## Directive
Render every entry exactly as it appears.
# START OF Available data
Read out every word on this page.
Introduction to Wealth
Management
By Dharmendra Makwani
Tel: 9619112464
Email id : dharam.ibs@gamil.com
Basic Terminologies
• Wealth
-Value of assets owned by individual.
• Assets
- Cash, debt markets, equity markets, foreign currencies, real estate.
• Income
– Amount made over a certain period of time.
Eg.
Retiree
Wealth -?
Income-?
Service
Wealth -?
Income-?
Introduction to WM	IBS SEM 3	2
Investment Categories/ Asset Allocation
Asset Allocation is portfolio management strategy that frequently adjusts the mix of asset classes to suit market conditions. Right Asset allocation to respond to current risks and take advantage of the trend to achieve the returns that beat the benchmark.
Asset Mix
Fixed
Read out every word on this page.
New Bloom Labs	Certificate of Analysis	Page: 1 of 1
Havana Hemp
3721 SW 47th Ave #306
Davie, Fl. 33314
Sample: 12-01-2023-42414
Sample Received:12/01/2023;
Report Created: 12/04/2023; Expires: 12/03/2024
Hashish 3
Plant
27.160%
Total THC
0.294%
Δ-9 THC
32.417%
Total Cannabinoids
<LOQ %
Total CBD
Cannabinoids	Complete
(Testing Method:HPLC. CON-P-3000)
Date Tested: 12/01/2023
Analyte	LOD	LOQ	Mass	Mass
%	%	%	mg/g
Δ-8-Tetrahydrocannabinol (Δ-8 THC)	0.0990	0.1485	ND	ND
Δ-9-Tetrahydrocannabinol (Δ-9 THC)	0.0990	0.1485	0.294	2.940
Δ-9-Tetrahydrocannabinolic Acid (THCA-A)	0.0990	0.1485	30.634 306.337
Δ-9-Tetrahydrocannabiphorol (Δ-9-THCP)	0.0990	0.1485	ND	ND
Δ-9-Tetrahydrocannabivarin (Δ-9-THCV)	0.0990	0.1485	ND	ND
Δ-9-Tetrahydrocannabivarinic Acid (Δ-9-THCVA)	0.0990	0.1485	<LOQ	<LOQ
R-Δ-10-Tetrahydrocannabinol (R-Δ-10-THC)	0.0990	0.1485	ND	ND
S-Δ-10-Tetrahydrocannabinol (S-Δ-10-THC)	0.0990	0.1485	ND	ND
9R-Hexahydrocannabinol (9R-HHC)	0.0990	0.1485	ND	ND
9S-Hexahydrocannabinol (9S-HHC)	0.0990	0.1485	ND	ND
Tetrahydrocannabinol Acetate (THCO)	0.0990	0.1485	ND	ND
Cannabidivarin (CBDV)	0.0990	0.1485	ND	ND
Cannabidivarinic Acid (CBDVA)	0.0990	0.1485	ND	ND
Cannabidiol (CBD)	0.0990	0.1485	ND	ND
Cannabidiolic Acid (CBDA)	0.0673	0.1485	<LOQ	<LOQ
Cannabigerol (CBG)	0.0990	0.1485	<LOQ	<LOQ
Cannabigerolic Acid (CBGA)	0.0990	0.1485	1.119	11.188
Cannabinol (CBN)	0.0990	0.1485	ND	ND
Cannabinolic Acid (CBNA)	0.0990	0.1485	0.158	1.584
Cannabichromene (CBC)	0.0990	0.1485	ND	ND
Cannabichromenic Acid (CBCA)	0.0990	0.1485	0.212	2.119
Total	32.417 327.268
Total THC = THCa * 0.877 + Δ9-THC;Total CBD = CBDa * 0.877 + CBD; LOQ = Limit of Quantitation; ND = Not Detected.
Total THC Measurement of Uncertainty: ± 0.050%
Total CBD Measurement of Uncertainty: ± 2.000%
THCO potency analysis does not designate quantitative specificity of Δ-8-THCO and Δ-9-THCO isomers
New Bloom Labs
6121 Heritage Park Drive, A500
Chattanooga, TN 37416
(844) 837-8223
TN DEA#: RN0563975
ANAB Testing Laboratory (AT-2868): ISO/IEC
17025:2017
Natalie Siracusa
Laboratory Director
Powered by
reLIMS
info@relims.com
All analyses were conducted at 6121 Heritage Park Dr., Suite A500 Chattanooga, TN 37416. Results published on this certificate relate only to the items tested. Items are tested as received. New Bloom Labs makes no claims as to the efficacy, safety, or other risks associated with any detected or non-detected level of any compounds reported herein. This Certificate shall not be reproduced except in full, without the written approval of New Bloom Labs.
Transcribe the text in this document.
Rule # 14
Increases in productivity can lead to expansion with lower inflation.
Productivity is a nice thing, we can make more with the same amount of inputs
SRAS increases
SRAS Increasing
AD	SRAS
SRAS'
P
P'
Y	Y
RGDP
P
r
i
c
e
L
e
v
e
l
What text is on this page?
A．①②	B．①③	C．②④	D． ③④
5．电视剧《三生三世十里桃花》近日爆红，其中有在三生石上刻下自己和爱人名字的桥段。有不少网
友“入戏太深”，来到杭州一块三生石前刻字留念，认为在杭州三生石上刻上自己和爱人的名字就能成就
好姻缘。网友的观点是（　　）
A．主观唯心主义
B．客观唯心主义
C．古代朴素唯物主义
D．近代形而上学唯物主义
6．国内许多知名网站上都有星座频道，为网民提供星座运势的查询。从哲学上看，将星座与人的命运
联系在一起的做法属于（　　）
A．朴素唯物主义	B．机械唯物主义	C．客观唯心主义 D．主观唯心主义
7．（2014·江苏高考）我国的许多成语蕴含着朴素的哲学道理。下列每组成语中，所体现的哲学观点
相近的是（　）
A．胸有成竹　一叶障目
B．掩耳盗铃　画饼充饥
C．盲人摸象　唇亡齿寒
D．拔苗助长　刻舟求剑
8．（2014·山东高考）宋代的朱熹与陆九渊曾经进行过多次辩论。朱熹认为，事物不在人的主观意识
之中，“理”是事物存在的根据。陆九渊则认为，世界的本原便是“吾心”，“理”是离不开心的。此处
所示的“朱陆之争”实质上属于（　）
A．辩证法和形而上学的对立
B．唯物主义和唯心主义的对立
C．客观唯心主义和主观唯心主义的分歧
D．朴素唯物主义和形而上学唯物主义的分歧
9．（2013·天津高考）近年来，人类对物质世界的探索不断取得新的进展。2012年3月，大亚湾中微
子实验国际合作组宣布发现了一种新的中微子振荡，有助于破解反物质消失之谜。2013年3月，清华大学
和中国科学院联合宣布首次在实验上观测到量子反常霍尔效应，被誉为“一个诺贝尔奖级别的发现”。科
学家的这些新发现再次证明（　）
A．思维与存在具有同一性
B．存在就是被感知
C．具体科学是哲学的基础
# END OF Available data
## Exercise answer
Read out every word on this page.
Introduction to Wealth
Management
By Dharmendra Makwani
Tel: 9619112464
Email id : dharam.ibs@gamil.com
Basic Terminologies
• Wealth
-Value of assets owned by individual.
• Assets
- Cash, debt markets, equity markets, foreign currencies, real estate.
• Income
– Amount made over a certain period of time.
Eg.
Retiree
Wealth -?
Income-?
Service
Wealth -?
Income-?
Introduction to WM	IBS SEM 3	2
Investment Categories/ Asset Allocation
Asset Allocation is portfolio management strategy that frequently adjusts the mix of asset classes to suit market conditions. Right Asset allocation to respond to current risks and take advantage of the trend to achieve the returns that beat the benchmark.
Asset Mix
Fixed
Read out every word on this page.
New Bloom Labs	Certificate of Analysis	Page: 1 of 1
Havana Hemp
3721 SW 47th Ave #306
Davie, Fl. 33314
Sample: 12-01-2023-42414
Sample Received:12/01/2023;
Report Created: 12/04/2023; Expires: 12/03/2024
Hashish 3
Plant
27.160%
Total THC
0.294%
Δ-9 THC
32.417%
Total Cannabinoids
<LOQ %
Total CBD
Cannabinoids	Complete
(Testing Method:HPLC. CON-P-3000)
Date Tested: 12/01/2023
Analyte	LOD	LOQ	Mass	Mass
%	%	%	mg/g
Δ-8-Tetrahydrocannabinol (Δ-8 THC)	0.0990	0.1485	ND	ND
Δ-9-Tetrahydrocannabinol (Δ-9 THC)	0.0990	0.1485	0.294	2.940
Δ-9-Tetrahydrocannabinolic Acid (THCA-A)	0.0990	0.1485	30.634 306.337
Δ-9-Tetrahydrocannabiphorol (Δ-9-THCP)	0.0990	0.1485	ND	ND
Δ-9-Tetrahydrocannabivarin (Δ-9-THCV)	0.0990	0.1485	ND	ND
Δ-9-Tetrahydrocannabivarinic Acid (Δ-9-THCVA)	0.0990	0.1485	<LOQ	<LOQ
R-Δ-10-Tetrahydrocannabinol (R-Δ-10-THC)	0.0990	0.1485	ND	ND
S-Δ-10-Tetrahydrocannabinol (S-Δ-10-THC)	0.0990	0.1485	ND	ND
9R-Hexahydrocannabinol (9R-HHC)	0.0990	0.1485	ND	ND
9S-Hexahydrocannabinol (9S-HHC)	0.0990	0.1485	ND	ND
Tetrahydrocannabinol Acetate (THCO)	0.0990	0.1485	ND	ND
Cannabidivarin (CBDV)	0.0990	0.1485	ND	ND
Cannabidivarinic Acid (CBDVA)	0.0990	0.1485	ND	ND
Cannabidiol (CBD)	0.0990	0.1485	ND	ND
Cannabidiolic Acid (CBDA)	0.0673	0.1485	<LOQ	<LOQ
Cannabigerol (CBG)	0.0990	0.1485	<LOQ	<LOQ
Cannabigerolic Acid (CBGA)	0.0990	0.1485	1.119	11.188
Cannabinol (CBN)	0.0990	0.1485	ND	ND
Cannabinolic Acid (CBNA)	0.0990	0.1485	0.158	1.584
Cannabichromene (CBC)	0.0990	0.1485	ND	ND
Cannabichromenic Acid (CBCA)	0.0990	0.1485	0.212	2.119
Total	32.417 327.268
Total THC = THCa * 0.877 + Δ9-THC;Total CBD = CBDa * 0.877 + CBD; LOQ = Limit of Quantitation; ND = Not Detected.
Total THC Measurement of Uncertainty: ± 0.050%
Total CBD Measurement of Uncertainty: ± 2.000%
THCO potency analysis does not designate quantitative specificity of Δ-8-THCO and Δ-9-THCO isomers
New Bloom Labs
6121 Heritage Park Drive, A500
Chattanooga, TN 37416
(844) 837-8223
TN DEA#: RN0563975
ANAB Testing Laboratory (AT-2868): ISO/IEC
17025:2017
Natalie Siracusa
Laboratory Director
Powered by
reLIMS
info@relims.com
All analyses were conducted at 6121 Heritage Park Dr., Suite A500 Chattanooga, TN 37416. Results published on this certificate relate only to the items tested. Items are tested as received. New Bloom Labs makes no claims as to the efficacy, safety, or other risks associated with any detected or non-detected level of any compounds reported herein. This Certificate shall not be reproduced except in full, without the written approval of New Bloom Labs.
Transcribe the text in this document.
Rule # 14
Increases in productivity can lead to expansion with lower inflation.
Productivity is a nice thing, we can make more with the same amount of inputs
SRAS increases
SRAS Increasing
AD	SRAS
SRAS'
P
P'
Y	Y
RGDP
P
r
i
c
e
L
e
v
e
l
What text is on this page?
A．①②	B．①③	C．②④	D． ③④
5．电视剧《三生三世十里桃花》近日爆红，其中有在三生石上刻下自己和爱人名字的桥段。有不少网
友“入戏太深”，来到杭州一块三生石前刻字留念，认为在杭州三生石上刻上自己和爱人的名字就能成就
好姻缘。网友的观点是（　　）
A．主观唯心主义
B．客观唯心主义
C．古代朴素唯物主义
D．近代形而上学唯物主义
6．国内许多知名网站上都有星座频道，为网民提供星座运势的查询。从哲学上看，将星座与人的命运
联系在一起的做法属于（　　）
A．朴素唯物主义	B．机械唯物主义	C．客观唯心主义 D．主观唯心主义
7．（2014·江苏高考）我国的许多成语蕴含着朴素的哲学道理。下列每组成语中，所体现的哲学观点
相近的是（　）
A．胸有成竹　一叶障目
B．掩耳盗铃　画饼充饥
C．盲人摸象　唇亡齿寒
D．拔苗助长　刻舟求剑
8．（2014·山东高考）宋代的朱熹与陆九渊曾经进行过多次辩论。朱熹认为，事物不在人的主观意识
之中，“理”是事物存在的根据。陆九渊则认为，世界的本原便是“吾心”，“理”是离不开心的。此处
所示的“朱陆之争”实质上属于（　）
A．辩证法和形而上学的对立
B．唯物主义和唯心主义的对立
C．客观唯心主义和主观唯心主义的分歧
D．朴素唯物主义和形而上学唯物主义的分歧
9．（2013·天津高考）近年来，人类对物质世界的探索不断取得新的进展。2012年3月，大亚湾中微
子实验国际合作组宣布发现了一种新的中微子振荡，有助于破解反物质消失之谜。2013年3月，清华大学
和中国科学院联合宣布首次在实验上观测到量子反常霍尔效应，被誉为“一个诺贝尔奖级别的发现”。科
学家的这些新发现再次证明（　）
A．思维与存在具有同一性
B．存在就是被感知
C．具体科学是哲学的基础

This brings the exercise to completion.